▸ **The request**
Among the lines below, count those with "name". Give the total alone.
** start **
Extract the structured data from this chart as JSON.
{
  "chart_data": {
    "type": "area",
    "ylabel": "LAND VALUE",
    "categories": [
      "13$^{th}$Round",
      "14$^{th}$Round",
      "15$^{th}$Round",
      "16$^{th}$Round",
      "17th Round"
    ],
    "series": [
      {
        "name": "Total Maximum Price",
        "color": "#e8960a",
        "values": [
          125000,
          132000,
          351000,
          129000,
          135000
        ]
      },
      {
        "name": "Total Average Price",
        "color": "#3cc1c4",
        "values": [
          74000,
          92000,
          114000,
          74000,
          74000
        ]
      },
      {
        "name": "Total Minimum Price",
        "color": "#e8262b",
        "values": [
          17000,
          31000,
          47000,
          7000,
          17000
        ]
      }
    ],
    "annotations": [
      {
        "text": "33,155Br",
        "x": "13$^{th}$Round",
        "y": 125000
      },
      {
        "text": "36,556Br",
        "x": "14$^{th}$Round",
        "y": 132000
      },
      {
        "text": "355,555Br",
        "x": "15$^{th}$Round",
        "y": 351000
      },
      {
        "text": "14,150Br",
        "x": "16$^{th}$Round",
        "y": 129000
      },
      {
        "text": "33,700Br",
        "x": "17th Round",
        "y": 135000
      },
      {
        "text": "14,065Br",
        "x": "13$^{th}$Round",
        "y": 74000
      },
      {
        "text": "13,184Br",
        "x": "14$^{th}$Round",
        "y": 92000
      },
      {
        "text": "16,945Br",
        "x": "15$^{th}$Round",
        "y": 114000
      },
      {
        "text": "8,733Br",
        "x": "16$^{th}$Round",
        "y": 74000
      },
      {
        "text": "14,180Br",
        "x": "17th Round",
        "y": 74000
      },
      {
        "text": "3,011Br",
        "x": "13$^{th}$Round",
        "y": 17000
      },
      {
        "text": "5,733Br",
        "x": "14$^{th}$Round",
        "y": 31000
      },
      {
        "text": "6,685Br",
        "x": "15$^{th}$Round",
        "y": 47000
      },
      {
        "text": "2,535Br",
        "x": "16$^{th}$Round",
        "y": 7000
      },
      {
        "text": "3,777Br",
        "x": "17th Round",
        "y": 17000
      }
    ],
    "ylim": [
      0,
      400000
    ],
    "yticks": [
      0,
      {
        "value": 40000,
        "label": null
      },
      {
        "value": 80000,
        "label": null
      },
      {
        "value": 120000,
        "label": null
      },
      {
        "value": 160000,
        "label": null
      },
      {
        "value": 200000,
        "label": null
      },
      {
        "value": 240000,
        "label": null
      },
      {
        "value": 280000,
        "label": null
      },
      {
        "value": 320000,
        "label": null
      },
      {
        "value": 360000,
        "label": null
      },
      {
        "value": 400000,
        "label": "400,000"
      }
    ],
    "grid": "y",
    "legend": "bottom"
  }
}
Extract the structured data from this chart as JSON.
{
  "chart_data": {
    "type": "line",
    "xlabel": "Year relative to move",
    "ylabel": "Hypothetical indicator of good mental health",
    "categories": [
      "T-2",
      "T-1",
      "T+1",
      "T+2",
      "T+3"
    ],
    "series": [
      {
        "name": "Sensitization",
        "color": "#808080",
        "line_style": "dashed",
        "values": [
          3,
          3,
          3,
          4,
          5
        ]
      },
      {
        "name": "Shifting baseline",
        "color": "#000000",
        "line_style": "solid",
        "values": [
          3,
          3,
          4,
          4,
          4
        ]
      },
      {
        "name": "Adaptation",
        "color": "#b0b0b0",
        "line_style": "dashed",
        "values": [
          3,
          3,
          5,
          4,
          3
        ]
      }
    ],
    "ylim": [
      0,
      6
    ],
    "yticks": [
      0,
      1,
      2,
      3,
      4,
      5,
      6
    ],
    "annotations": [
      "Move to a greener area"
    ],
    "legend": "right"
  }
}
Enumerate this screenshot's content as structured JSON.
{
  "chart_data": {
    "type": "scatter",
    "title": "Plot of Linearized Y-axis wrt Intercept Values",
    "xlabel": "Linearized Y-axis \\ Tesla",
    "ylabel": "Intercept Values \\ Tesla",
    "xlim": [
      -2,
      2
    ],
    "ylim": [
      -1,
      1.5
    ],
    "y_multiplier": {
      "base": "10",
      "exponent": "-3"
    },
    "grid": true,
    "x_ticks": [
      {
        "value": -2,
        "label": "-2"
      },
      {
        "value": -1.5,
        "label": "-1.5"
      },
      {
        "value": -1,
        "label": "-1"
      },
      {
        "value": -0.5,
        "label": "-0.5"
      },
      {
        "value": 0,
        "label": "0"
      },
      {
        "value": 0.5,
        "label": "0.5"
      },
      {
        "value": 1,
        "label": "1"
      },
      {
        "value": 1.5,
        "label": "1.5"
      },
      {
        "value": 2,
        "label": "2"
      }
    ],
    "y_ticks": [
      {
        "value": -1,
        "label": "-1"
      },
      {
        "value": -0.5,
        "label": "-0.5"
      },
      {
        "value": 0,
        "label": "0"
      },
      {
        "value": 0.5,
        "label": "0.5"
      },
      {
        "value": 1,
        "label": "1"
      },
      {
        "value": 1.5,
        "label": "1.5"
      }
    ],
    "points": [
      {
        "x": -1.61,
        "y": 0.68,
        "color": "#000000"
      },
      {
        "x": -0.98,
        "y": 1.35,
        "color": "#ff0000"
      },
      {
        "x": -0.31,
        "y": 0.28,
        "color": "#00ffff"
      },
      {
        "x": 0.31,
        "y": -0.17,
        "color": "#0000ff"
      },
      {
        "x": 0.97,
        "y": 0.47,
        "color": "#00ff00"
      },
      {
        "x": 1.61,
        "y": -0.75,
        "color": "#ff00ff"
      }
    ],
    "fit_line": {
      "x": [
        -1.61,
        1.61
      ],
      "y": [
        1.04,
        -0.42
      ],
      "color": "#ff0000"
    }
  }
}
** end **
▸ **Result of this task**
6